Excerpts from a figure dataset:
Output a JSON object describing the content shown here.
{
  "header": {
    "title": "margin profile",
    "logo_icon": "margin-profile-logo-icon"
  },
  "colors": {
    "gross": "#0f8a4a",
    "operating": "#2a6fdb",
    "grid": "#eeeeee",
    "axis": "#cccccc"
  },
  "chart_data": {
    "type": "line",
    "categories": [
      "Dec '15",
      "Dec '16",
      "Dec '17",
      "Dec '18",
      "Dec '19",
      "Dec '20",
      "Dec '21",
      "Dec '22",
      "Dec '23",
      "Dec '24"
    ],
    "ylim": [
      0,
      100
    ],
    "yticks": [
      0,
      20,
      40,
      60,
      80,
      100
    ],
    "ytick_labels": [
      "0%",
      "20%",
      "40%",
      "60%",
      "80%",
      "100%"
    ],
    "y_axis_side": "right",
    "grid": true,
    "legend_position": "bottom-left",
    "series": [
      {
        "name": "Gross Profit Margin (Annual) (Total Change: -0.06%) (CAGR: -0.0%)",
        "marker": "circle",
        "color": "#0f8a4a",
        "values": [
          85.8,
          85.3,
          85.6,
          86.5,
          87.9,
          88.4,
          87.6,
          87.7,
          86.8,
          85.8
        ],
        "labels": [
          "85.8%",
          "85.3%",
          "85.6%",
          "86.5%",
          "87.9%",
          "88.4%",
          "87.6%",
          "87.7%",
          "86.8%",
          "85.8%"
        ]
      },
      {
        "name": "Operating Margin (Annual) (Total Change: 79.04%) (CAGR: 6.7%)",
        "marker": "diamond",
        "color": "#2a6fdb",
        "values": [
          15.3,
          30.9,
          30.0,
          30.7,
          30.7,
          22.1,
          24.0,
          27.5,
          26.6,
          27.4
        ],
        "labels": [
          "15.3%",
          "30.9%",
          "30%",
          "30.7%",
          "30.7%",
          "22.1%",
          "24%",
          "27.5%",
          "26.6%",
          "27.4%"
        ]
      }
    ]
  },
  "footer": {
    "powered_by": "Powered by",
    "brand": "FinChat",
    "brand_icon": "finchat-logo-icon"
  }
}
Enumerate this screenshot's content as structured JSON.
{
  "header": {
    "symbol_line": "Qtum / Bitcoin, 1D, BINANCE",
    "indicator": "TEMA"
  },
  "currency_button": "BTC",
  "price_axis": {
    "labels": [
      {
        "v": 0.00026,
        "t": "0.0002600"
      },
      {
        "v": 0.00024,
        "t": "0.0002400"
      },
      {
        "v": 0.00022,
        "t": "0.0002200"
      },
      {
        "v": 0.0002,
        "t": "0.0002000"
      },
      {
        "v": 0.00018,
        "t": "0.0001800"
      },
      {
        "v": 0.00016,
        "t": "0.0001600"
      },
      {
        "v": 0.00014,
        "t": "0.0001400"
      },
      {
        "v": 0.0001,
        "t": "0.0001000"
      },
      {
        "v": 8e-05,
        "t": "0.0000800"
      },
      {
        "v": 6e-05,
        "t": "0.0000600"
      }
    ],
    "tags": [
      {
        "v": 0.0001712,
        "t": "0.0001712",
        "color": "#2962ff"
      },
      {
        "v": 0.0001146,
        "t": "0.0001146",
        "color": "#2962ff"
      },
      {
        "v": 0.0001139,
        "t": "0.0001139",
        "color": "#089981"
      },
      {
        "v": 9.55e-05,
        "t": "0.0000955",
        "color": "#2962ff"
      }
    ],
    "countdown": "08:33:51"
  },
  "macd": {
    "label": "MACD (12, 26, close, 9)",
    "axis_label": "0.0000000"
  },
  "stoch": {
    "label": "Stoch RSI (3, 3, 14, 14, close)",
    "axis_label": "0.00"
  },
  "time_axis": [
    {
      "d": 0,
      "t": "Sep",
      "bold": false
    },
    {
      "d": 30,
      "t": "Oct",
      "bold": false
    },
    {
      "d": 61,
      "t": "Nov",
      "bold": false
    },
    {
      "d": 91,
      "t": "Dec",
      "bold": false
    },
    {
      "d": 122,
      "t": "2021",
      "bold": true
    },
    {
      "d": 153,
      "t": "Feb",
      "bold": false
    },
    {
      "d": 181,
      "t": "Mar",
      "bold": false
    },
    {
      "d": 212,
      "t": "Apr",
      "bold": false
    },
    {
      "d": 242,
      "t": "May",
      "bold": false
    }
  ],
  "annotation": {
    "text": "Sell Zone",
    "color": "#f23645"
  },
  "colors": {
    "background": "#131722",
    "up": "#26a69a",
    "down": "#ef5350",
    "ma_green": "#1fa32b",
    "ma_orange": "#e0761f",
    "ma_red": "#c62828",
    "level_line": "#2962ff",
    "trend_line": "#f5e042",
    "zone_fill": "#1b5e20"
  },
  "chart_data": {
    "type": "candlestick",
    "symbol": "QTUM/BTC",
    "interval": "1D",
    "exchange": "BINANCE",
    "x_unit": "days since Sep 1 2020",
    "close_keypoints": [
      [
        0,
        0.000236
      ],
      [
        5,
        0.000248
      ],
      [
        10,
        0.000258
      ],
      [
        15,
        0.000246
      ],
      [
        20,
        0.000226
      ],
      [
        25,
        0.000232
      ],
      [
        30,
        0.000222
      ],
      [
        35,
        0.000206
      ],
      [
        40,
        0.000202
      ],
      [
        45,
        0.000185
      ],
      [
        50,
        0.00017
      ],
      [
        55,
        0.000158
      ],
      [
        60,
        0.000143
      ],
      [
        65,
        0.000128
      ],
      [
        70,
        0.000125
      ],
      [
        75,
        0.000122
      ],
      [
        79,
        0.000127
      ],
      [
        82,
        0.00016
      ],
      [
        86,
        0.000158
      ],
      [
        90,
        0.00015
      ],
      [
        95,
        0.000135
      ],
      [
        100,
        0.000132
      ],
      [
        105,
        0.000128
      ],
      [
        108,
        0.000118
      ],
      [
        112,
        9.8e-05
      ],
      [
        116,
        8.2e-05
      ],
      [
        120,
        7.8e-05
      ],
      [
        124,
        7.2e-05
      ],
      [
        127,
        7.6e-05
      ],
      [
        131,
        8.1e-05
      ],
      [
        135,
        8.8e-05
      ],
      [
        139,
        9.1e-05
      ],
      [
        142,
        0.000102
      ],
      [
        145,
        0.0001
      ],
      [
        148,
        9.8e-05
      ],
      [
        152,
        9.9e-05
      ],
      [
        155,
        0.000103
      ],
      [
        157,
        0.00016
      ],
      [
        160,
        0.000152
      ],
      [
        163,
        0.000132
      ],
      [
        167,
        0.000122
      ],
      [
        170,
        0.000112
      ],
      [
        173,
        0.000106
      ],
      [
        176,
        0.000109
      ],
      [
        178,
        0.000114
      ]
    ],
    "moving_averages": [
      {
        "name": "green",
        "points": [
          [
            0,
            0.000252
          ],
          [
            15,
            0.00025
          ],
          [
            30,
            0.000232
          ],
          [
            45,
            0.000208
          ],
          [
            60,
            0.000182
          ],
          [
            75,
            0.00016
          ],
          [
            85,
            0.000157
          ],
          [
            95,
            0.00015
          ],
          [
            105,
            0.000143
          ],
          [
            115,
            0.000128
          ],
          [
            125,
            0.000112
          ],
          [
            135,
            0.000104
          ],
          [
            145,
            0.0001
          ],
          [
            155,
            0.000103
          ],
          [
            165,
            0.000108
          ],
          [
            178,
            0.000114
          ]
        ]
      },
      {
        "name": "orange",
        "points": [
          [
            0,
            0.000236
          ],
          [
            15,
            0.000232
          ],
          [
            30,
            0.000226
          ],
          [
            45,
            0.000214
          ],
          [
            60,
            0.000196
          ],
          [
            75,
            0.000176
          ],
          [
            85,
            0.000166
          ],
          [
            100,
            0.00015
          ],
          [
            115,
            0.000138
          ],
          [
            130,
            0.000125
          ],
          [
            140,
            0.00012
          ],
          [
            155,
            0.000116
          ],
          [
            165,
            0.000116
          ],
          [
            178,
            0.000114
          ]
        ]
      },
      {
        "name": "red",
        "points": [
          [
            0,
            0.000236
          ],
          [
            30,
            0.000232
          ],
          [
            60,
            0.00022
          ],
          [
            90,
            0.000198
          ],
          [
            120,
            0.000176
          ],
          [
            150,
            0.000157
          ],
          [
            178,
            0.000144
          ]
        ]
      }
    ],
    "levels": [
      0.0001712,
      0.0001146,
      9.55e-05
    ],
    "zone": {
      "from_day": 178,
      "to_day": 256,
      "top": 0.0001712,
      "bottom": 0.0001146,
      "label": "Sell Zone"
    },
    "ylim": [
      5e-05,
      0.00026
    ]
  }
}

Objective:
Report every line containing the word "CAGR" from the listing above.

Result of the task:
        "name": "Gross Profit Margin (Annual) (Total Change: -0.06%) (CAGR: -0.0%)",
        "name": "Operating Margin (Annual) (Total Change: 79.04%) (CAGR: 6.7%)",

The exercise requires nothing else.